'''
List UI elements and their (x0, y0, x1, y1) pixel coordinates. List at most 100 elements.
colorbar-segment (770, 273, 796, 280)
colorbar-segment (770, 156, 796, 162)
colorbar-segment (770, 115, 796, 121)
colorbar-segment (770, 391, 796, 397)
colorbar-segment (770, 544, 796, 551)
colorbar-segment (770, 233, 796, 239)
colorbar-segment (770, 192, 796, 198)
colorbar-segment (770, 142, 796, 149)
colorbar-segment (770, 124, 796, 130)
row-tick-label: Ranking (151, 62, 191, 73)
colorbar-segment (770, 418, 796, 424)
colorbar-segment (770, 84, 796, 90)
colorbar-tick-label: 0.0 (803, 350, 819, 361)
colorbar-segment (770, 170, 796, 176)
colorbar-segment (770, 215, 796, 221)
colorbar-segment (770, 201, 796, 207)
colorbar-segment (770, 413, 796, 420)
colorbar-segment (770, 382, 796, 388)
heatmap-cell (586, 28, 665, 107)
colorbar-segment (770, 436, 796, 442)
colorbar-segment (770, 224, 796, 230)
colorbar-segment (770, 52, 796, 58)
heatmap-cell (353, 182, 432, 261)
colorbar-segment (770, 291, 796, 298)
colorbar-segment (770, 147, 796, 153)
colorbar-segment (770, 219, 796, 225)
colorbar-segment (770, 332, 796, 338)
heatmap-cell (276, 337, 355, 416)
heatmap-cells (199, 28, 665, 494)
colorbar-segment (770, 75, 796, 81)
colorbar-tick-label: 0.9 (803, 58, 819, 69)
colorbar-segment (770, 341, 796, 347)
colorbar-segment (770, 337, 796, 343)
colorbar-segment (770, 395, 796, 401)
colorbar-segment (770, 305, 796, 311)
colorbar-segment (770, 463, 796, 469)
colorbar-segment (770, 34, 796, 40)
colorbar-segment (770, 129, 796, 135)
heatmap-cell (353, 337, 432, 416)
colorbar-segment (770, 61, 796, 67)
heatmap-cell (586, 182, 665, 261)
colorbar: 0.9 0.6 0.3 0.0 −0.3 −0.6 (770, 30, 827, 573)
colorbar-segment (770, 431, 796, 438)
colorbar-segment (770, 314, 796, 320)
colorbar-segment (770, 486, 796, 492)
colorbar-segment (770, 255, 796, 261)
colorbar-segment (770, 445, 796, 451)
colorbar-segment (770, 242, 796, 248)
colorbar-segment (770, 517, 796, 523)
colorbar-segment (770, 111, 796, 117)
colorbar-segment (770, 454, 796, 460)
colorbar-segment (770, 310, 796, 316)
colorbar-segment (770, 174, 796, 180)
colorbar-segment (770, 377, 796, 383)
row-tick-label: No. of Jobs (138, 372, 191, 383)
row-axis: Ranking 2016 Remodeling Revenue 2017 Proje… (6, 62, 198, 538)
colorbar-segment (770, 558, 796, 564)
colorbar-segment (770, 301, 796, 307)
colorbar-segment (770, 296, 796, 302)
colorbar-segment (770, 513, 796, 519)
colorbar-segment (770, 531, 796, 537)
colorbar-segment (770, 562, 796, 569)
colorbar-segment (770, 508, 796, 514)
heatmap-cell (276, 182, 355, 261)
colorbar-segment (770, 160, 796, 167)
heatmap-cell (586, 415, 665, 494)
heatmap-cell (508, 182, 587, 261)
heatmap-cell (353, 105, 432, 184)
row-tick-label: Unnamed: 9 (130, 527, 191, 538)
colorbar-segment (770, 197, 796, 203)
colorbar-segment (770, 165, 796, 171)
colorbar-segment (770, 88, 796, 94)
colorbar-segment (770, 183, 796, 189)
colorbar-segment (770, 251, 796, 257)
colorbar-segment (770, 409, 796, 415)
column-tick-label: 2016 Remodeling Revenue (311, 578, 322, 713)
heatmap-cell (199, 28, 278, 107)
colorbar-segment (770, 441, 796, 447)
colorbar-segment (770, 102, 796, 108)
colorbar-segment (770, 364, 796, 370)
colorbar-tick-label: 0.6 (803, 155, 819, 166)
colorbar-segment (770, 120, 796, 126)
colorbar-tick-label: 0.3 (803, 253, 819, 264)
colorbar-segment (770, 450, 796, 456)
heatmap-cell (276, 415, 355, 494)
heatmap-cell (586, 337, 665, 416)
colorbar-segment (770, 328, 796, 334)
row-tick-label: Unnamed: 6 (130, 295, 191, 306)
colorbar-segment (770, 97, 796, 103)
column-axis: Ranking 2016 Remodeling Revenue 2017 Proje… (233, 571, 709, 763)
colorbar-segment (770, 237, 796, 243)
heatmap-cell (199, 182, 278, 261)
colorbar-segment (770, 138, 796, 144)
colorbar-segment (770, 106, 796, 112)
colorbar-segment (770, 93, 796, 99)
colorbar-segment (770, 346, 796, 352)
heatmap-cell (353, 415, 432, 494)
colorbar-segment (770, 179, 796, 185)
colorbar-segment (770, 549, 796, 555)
'''
• WRITTEN PROBLEM: Could you turn all the lines above into a numbered list, leaving out any blank lines?

• COMPLETE ANSWER:
1. List UI elements and their (x0, y0, x1, y1) pixel coordinates. List at most 100 elements.
2. colorbar-segment (770, 273, 796, 280)
3. colorbar-segment (770, 156, 796, 162)
4. colorbar-segment (770, 115, 796, 121)
5. colorbar-segment (770, 391, 796, 397)
6. colorbar-segment (770, 544, 796, 551)
7. colorbar-segment (770, 233, 796, 239)
8. colorbar-segment (770, 192, 796, 198)
9. colorbar-segment (770, 142, 796, 149)
10. colorbar-segment (770, 124, 796, 130)
11. row-tick-label: Ranking (151, 62, 191, 73)
12. colorbar-segment (770, 418, 796, 424)
13. colorbar-segment (770, 84, 796, 90)
14. colorbar-tick-label: 0.0 (803, 350, 819, 361)
15. colorbar-segment (770, 170, 796, 176)
16. colorbar-segment (770, 215, 796, 221)
17. colorbar-segment (770, 201, 796, 207)
18. colorbar-segment (770, 413, 796, 420)
19. colorbar-segment (770, 382, 796, 388)
20. heatmap-cell (586, 28, 665, 107)
21. colorbar-segment (770, 436, 796, 442)
22. colorbar-segment (770, 224, 796, 230)
23. colorbar-segment (770, 52, 796, 58)
24. heatmap-cell (353, 182, 432, 261)
25. colorbar-segment (770, 291, 796, 298)
26. colorbar-segment (770, 147, 796, 153)
27. colorbar-segment (770, 219, 796, 225)
28. colorbar-segment (770, 332, 796, 338)
29. heatmap-cell (276, 337, 355, 416)
30. heatmap-cells (199, 28, 665, 494)
31. colorbar-segment (770, 75, 796, 81)
32. colorbar-tick-label: 0.9 (803, 58, 819, 69)
33. colorbar-segment (770, 341, 796, 347)
34. colorbar-segment (770, 337, 796, 343)
35. colorbar-segment (770, 395, 796, 401)
36. colorbar-segment (770, 305, 796, 311)
37. colorbar-segment (770, 463, 796, 469)
38. colorbar-segment (770, 34, 796, 40)
39. colorbar-segment (770, 129, 796, 135)
40. heatmap-cell (353, 337, 432, 416)
41. colorbar-segment (770, 61, 796, 67)
42. heatmap-cell (586, 182, 665, 261)
43. colorbar: 0.9 0.6 0.3 0.0 −0.3 −0.6 (770, 30, 827, 573)
44. colorbar-segment (770, 431, 796, 438)
45. colorbar-segment (770, 314, 796, 320)
46. colorbar-segment (770, 486, 796, 492)
47. colorbar-segment (770, 255, 796, 261)
48. colorbar-segment (770, 445, 796, 451)
49. colorbar-segment (770, 242, 796, 248)
50. colorbar-segment (770, 517, 796, 523)
51. colorbar-segment (770, 111, 796, 117)
52. colorbar-segment (770, 454, 796, 460)
53. colorbar-segment (770, 310, 796, 316)
54. colorbar-segment (770, 174, 796, 180)
55. colorbar-segment (770, 377, 796, 383)
56. row-tick-label: No. of Jobs (138, 372, 191, 383)
57. row-axis: Ranking 2016 Remodeling Revenue 2017 Proje… (6, 62, 198, 538)
58. colorbar-segment (770, 558, 796, 564)
59. colorbar-segment (770, 301, 796, 307)
60. colorbar-segment (770, 296, 796, 302)
61. colorbar-segment (770, 513, 796, 519)
62. colorbar-segment (770, 531, 796, 537)
63. colorbar-segment (770, 562, 796, 569)
64. colorbar-segment (770, 508, 796, 514)
65. heatmap-cell (276, 182, 355, 261)
66. colorbar-segment (770, 160, 796, 167)
67. heatmap-cell (586, 415, 665, 494)
68. heatmap-cell (508, 182, 587, 261)
69. heatmap-cell (353, 105, 432, 184)
70. row-tick-label: Unnamed: 9 (130, 527, 191, 538)
71. colorbar-segment (770, 197, 796, 203)
72. colorbar-segment (770, 165, 796, 171)
73. colorbar-segment (770, 88, 796, 94)
74. colorbar-segment (770, 183, 796, 189)
75. colorbar-segment (770, 251, 796, 257)
76. colorbar-segment (770, 409, 796, 415)
77. column-tick-label: 2016 Remodeling Revenue (311, 578, 322, 713)
78. heatmap-cell (199, 28, 278, 107)
79. colorbar-segment (770, 441, 796, 447)
80. colorbar-segment (770, 102, 796, 108)
81. colorbar-segment (770, 364, 796, 370)
82. colorbar-tick-label: 0.6 (803, 155, 819, 166)
83. colorbar-segment (770, 120, 796, 126)
84. colorbar-tick-label: 0.3 (803, 253, 819, 264)
85. colorbar-segment (770, 450, 796, 456)
86. heatmap-cell (276, 415, 355, 494)
87. heatmap-cell (586, 337, 665, 416)
88. colorbar-segment (770, 328, 796, 334)
89. row-tick-label: Unnamed: 6 (130, 295, 191, 306)
90. colorbar-segment (770, 97, 796, 103)
91. column-axis: Ranking 2016 Remodeling Revenue 2017 Proje… (233, 571, 709, 763)
92. colorbar-segment (770, 237, 796, 243)
93. heatmap-cell (199, 182, 278, 261)
94. colorbar-segment (770, 138, 796, 144)
95. colorbar-segment (770, 106, 796, 112)
96. colorbar-segment (770, 93, 796, 99)
97. colorbar-segment (770, 346, 796, 352)
98. heatmap-cell (353, 415, 432, 494)
99. colorbar-segment (770, 179, 796, 185)
100. colorbar-segment (770, 549, 796, 555)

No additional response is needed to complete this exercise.